**INSTRUCTIONS TO FOLLOW**
Take the data that follows and retype it word for word.

**SUPPLIED RECORDS**
********
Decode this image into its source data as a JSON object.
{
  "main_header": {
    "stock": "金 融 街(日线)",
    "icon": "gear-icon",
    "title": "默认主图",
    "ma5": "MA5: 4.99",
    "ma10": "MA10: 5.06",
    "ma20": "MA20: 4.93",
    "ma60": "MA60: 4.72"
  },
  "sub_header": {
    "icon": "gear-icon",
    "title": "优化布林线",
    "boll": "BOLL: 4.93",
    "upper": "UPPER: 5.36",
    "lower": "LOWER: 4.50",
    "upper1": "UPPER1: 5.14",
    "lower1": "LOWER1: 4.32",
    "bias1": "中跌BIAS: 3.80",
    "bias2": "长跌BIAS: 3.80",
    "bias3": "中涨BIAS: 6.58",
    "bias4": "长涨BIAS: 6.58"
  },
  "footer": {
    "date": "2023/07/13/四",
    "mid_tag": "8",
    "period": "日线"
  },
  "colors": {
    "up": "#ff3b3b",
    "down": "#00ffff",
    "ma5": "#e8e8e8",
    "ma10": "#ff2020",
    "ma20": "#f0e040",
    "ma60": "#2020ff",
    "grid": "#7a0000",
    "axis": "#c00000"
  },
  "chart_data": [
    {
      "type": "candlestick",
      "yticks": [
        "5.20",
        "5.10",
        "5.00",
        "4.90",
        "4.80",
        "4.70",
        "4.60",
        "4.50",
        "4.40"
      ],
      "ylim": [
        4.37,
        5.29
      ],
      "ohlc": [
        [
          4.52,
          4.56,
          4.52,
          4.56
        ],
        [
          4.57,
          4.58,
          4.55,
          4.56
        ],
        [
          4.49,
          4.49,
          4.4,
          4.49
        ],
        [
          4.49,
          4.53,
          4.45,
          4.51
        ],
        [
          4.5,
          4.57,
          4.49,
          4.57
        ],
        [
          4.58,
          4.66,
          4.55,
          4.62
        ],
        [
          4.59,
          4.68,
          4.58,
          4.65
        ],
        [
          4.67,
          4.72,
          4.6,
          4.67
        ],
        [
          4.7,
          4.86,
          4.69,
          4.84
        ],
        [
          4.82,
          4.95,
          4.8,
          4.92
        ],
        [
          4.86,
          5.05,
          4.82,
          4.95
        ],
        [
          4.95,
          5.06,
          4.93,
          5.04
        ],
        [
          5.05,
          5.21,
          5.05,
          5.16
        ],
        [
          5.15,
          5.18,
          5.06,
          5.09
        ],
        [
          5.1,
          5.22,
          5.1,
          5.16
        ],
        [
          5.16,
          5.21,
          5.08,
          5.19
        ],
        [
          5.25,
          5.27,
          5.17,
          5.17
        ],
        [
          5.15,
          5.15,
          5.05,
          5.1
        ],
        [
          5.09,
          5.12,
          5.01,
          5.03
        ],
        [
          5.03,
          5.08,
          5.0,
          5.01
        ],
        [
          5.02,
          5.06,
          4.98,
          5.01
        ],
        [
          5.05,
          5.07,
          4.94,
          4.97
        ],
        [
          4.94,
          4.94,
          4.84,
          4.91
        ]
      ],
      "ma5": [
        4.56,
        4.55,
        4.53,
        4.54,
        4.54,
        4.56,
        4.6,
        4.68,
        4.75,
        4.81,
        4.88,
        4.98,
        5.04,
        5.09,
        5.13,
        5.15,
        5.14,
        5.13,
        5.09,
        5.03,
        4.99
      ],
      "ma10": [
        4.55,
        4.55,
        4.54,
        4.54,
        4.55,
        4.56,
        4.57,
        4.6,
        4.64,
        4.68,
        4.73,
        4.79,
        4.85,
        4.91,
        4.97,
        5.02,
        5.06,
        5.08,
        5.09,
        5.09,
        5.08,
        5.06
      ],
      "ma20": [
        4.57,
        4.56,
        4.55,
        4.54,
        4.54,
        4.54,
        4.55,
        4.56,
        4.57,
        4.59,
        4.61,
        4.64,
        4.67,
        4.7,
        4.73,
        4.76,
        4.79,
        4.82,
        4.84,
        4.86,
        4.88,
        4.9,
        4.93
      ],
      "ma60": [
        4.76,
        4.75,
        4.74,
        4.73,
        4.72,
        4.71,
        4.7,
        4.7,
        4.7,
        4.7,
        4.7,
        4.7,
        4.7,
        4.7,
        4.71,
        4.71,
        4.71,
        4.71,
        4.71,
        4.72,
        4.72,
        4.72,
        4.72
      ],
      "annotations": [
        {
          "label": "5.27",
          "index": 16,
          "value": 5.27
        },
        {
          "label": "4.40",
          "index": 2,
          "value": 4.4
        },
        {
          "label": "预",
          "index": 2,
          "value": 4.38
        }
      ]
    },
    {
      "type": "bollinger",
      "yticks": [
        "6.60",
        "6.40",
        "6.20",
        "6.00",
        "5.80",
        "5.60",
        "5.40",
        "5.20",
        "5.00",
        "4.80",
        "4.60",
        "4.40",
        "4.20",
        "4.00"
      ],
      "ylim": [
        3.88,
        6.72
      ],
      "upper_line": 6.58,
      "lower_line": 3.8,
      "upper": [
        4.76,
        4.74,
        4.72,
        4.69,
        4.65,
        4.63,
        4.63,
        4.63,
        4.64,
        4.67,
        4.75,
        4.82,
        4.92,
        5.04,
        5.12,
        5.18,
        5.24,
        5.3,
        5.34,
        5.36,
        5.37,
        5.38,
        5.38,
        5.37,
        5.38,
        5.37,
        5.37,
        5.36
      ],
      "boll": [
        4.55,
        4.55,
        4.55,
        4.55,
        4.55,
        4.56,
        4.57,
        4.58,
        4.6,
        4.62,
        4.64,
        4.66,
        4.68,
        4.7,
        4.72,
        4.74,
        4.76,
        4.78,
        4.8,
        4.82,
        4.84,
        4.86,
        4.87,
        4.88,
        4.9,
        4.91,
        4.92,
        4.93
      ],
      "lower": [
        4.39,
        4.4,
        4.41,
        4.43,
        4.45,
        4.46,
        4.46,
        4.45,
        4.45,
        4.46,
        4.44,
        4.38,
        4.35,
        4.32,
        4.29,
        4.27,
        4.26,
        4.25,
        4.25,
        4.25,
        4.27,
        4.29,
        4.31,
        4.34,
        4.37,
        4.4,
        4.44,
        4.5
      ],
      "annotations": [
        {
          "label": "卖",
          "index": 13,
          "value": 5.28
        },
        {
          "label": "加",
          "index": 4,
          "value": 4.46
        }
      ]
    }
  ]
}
********
**ANSWER TO THE PROBLEM**
Decode this image into its source data as a JSON object.
{
  "main_header": {
    "stock": "金 融 街(日线)",
    "icon": "gear-icon",
    "title": "默认主图",
    "ma5": "MA5: 4.99",
    "ma10": "MA10: 5.06",
    "ma20": "MA20: 4.93",
    "ma60": "MA60: 4.72"
  },
  "sub_header": {
    "icon": "gear-icon",
    "title": "优化布林线",
    "boll": "BOLL: 4.93",
    "upper": "UPPER: 5.36",
    "lower": "LOWER: 4.50",
    "upper1": "UPPER1: 5.14",
    "lower1": "LOWER1: 4.32",
    "bias1": "中跌BIAS: 3.80",
    "bias2": "长跌BIAS: 3.80",
    "bias3": "中涨BIAS: 6.58",
    "bias4": "长涨BIAS: 6.58"
  },
  "footer": {
    "date": "2023/07/13/四",
    "mid_tag": "8",
    "period": "日线"
  },
  "colors": {
    "up": "#ff3b3b",
    "down": "#00ffff",
    "ma5": "#e8e8e8",
    "ma10": "#ff2020",
    "ma20": "#f0e040",
    "ma60": "#2020ff",
    "grid": "#7a0000",
    "axis": "#c00000"
  },
  "chart_data": [
    {
      "type": "candlestick",
      "yticks": [
        "5.20",
        "5.10",
        "5.00",
        "4.90",
        "4.80",
        "4.70",
        "4.60",
        "4.50",
        "4.40"
      ],
      "ylim": [
        4.37,
        5.29
      ],
      "ohlc": [
        [
          4.52,
          4.56,
          4.52,
          4.56
        ],
        [
          4.57,
          4.58,
          4.55,
          4.56
        ],
        [
          4.49,
          4.49,
          4.4,
          4.49
        ],
        [
          4.49,
          4.53,
          4.45,
          4.51
        ],
        [
          4.5,
          4.57,
          4.49,
          4.57
        ],
        [
          4.58,
          4.66,
          4.55,
          4.62
        ],
        [
          4.59,
          4.68,
          4.58,
          4.65
        ],
        [
          4.67,
          4.72,
          4.6,
          4.67
        ],
        [
          4.7,
          4.86,
          4.69,
          4.84
        ],
        [
          4.82,
          4.95,
          4.8,
          4.92
        ],
        [
          4.86,
          5.05,
          4.82,
          4.95
        ],
        [
          4.95,
          5.06,
          4.93,
          5.04
        ],
        [
          5.05,
          5.21,
          5.05,
          5.16
        ],
        [
          5.15,
          5.18,
          5.06,
          5.09
        ],
        [
          5.1,
          5.22,
          5.1,
          5.16
        ],
        [
          5.16,
          5.21,
          5.08,
          5.19
        ],
        [
          5.25,
          5.27,
          5.17,
          5.17
        ],
        [
          5.15,
          5.15,
          5.05,
          5.1
        ],
        [
          5.09,
          5.12,
          5.01,
          5.03
        ],
        [
          5.03,
          5.08,
          5.0,
          5.01
        ],
        [
          5.02,
          5.06,
          4.98,
          5.01
        ],
        [
          5.05,
          5.07,
          4.94,
          4.97
        ],
        [
          4.94,
          4.94,
          4.84,
          4.91
        ]
      ],
      "ma5": [
        4.56,
        4.55,
        4.53,
        4.54,
        4.54,
        4.56,
        4.6,
        4.68,
        4.75,
        4.81,
        4.88,
        4.98,
        5.04,
        5.09,
        5.13,
        5.15,
        5.14,
        5.13,
        5.09,
        5.03,
        4.99
      ],
      "ma10": [
        4.55,
        4.55,
        4.54,
        4.54,
        4.55,
        4.56,
        4.57,
        4.6,
        4.64,
        4.68,
        4.73,
        4.79,
        4.85,
        4.91,
        4.97,
        5.02,
        5.06,
        5.08,
        5.09,
        5.09,
        5.08,
        5.06
      ],
      "ma20": [
        4.57,
        4.56,
        4.55,
        4.54,
        4.54,
        4.54,
        4.55,
        4.56,
        4.57,
        4.59,
        4.61,
        4.64,
        4.67,
        4.7,
        4.73,
        4.76,
        4.79,
        4.82,
        4.84,
        4.86,
        4.88,
        4.9,
        4.93
      ],
      "ma60": [
        4.76,
        4.75,
        4.74,
        4.73,
        4.72,
        4.71,
        4.7,
        4.7,
        4.7,
        4.7,
        4.7,
        4.7,
        4.7,
        4.7,
        4.71,
        4.71,
        4.71,
        4.71,
        4.71,
        4.72,
        4.72,
        4.72,
        4.72
      ],
      "annotations": [
        {
          "label": "5.27",
          "index": 16,
          "value": 5.27
        },
        {
          "label": "4.40",
          "index": 2,
          "value": 4.4
        },
        {
          "label": "预",
          "index": 2,
          "value": 4.38
        }
      ]
    },
    {
      "type": "bollinger",
      "yticks": [
        "6.60",
        "6.40",
        "6.20",
        "6.00",
        "5.80",
        "5.60",
        "5.40",
        "5.20",
        "5.00",
        "4.80",
        "4.60",
        "4.40",
        "4.20",
        "4.00"
      ],
      "ylim": [
        3.88,
        6.72
      ],
      "upper_line": 6.58,
      "lower_line": 3.8,
      "upper": [
        4.76,
        4.74,
        4.72,
        4.69,
        4.65,
        4.63,
        4.63,
        4.63,
        4.64,
        4.67,
        4.75,
        4.82,
        4.92,
        5.04,
        5.12,
        5.18,
        5.24,
        5.3,
        5.34,
        5.36,
        5.37,
        5.38,
        5.38,
        5.37,
        5.38,
        5.37,
        5.37,
        5.36
      ],
      "boll": [
        4.55,
        4.55,
        4.55,
        4.55,
        4.55,
        4.56,
        4.57,
        4.58,
        4.6,
        4.62,
        4.64,
        4.66,
        4.68,
        4.7,
        4.72,
        4.74,
        4.76,
        4.78,
        4.8,
        4.82,
        4.84,
        4.86,
        4.87,
        4.88,
        4.9,
        4.91,
        4.92,
        4.93
      ],
      "lower": [
        4.39,
        4.4,
        4.41,
        4.43,
        4.45,
        4.46,
        4.46,
        4.45,
        4.45,
        4.46,
        4.44,
        4.38,
        4.35,
        4.32,
        4.29,
        4.27,
        4.26,
        4.25,
        4.25,
        4.25,
        4.27,
        4.29,
        4.31,
        4.34,
        4.37,
        4.4,
        4.44,
        4.5
      ],
      "annotations": [
        {
          "label": "卖",
          "index": 13,
          "value": 5.28
        },
        {
          "label": "加",
          "index": 4,
          "value": 4.46
        }
      ]
    }
  ]
}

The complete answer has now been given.